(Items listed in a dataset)
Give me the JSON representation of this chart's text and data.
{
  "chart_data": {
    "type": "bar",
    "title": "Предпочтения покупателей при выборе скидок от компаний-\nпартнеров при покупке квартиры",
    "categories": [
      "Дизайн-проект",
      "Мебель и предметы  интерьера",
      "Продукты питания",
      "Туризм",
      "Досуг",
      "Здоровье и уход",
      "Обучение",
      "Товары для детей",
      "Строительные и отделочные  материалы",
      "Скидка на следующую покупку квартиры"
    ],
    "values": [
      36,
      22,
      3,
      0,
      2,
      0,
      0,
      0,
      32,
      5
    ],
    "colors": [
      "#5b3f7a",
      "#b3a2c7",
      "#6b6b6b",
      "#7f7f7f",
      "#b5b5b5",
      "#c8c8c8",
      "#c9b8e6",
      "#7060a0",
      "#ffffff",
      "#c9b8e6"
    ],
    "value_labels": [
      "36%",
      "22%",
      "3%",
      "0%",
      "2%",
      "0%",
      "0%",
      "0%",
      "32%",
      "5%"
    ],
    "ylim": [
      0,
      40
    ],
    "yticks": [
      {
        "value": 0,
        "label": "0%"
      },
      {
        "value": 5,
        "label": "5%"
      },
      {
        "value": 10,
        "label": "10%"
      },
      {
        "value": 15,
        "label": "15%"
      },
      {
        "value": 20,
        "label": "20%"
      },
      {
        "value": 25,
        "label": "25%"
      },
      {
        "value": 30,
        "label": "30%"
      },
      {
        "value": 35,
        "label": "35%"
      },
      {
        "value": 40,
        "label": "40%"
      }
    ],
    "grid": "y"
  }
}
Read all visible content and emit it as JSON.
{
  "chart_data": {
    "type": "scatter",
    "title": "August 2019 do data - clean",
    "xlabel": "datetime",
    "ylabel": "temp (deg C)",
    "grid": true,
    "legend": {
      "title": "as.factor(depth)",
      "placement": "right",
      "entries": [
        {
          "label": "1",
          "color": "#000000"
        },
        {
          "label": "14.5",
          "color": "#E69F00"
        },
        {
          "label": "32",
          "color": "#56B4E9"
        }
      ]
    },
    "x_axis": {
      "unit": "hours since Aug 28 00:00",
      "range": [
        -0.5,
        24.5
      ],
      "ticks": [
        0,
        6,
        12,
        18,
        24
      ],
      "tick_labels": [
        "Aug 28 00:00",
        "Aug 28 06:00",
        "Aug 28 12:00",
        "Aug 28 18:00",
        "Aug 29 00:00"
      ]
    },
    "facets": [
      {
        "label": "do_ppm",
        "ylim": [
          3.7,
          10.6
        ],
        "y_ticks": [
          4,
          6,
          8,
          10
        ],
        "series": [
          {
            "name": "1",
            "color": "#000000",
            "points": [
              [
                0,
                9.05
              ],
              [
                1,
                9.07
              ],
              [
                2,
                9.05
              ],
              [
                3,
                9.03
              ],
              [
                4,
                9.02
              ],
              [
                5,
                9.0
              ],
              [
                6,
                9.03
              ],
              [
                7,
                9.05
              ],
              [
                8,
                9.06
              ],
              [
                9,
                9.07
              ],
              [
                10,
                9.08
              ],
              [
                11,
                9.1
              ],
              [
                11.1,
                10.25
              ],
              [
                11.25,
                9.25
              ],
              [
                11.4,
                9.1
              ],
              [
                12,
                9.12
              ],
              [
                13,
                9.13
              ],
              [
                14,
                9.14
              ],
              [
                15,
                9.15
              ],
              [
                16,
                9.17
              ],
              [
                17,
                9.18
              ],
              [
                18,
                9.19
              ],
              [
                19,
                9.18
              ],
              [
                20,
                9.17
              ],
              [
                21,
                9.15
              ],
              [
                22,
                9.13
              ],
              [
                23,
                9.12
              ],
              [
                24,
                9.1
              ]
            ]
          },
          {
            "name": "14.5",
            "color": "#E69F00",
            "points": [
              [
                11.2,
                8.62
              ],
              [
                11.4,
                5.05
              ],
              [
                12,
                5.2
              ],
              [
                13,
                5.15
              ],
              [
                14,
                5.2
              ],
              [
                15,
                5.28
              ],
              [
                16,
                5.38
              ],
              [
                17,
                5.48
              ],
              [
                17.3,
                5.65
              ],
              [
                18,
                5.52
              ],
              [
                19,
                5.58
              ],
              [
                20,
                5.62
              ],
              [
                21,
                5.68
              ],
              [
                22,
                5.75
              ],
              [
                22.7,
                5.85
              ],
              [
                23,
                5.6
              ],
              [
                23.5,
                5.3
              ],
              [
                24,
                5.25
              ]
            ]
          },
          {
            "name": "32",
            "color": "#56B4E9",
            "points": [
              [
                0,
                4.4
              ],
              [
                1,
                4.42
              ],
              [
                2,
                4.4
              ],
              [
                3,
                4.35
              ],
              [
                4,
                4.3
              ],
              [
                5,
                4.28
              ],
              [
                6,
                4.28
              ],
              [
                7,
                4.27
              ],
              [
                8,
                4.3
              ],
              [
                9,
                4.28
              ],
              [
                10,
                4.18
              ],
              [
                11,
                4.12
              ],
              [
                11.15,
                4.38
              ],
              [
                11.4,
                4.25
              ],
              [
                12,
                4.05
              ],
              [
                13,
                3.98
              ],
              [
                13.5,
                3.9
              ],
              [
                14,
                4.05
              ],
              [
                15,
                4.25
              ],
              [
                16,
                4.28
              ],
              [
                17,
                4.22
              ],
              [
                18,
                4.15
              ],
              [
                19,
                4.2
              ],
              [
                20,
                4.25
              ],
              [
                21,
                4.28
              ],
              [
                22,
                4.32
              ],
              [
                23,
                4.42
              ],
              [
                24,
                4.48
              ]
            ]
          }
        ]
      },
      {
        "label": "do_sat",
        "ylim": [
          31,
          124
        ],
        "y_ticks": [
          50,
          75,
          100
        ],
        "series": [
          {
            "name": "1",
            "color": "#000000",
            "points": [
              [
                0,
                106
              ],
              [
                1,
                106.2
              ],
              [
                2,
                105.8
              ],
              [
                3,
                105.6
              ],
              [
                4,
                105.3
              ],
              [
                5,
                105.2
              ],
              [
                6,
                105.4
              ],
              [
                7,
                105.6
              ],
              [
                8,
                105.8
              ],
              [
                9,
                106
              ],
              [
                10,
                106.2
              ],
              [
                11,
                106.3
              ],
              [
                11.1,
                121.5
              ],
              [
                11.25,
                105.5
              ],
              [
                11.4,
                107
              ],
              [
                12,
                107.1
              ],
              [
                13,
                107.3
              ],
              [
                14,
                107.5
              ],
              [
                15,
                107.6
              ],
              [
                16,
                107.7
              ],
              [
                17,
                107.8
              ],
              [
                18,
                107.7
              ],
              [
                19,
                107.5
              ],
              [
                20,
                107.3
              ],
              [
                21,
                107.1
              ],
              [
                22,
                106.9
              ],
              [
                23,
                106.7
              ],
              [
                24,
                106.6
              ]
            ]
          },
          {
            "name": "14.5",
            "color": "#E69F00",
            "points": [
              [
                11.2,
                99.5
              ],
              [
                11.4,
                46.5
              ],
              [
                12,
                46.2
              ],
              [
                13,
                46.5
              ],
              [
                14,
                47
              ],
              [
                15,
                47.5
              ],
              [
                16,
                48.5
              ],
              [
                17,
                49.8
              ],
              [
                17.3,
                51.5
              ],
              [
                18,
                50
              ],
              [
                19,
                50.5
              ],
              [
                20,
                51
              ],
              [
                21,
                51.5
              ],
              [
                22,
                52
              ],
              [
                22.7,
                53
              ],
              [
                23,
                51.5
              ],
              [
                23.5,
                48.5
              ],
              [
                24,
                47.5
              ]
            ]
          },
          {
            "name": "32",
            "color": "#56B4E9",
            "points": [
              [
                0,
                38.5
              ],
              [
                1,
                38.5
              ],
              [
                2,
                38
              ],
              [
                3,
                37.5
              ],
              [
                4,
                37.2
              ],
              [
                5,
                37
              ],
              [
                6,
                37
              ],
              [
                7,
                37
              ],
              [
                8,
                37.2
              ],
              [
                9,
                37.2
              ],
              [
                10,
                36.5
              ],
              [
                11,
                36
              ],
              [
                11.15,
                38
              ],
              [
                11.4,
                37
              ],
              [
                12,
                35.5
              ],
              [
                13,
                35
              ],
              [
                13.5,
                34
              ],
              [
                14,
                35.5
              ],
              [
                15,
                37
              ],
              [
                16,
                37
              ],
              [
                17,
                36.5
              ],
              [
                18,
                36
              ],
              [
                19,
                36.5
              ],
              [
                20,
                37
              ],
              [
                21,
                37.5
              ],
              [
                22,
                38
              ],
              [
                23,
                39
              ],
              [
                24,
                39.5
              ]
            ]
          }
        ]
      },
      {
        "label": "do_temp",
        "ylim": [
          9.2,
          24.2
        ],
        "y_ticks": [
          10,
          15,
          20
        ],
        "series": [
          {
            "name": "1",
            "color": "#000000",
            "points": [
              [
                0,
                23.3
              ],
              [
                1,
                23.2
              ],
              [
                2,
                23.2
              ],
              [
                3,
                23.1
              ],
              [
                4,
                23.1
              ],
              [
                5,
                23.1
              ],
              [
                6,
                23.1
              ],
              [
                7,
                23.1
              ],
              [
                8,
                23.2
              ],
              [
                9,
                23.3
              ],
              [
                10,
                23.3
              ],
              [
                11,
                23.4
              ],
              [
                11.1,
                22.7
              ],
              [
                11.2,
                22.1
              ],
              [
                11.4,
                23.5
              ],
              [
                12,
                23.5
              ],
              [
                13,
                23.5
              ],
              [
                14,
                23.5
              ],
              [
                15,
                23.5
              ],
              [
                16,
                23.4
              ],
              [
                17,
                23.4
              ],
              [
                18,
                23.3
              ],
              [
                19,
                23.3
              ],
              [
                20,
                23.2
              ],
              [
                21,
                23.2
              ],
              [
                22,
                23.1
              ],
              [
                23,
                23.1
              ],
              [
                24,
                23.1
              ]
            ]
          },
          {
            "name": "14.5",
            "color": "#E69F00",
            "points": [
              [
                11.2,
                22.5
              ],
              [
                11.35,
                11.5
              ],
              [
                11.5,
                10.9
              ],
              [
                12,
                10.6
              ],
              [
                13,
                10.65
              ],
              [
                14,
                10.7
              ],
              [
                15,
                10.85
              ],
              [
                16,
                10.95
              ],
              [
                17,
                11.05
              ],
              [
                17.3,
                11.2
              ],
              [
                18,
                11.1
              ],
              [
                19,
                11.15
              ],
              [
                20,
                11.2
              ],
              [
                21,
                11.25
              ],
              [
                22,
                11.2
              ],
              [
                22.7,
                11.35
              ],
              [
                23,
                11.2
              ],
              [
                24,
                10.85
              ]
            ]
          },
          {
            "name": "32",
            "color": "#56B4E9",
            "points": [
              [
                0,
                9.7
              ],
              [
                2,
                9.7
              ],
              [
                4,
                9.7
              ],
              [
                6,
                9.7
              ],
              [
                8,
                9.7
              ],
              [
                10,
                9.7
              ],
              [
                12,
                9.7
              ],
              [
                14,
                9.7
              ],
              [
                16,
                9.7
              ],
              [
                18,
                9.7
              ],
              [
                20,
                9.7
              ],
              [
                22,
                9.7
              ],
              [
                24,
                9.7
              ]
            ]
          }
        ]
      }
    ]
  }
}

**Written instruction**
Find the word "JSON" in the entries, and copy every line it shows up in.

**Final result**
Give me the JSON representation of this chart's text and data.
Read all visible content and emit it as JSON.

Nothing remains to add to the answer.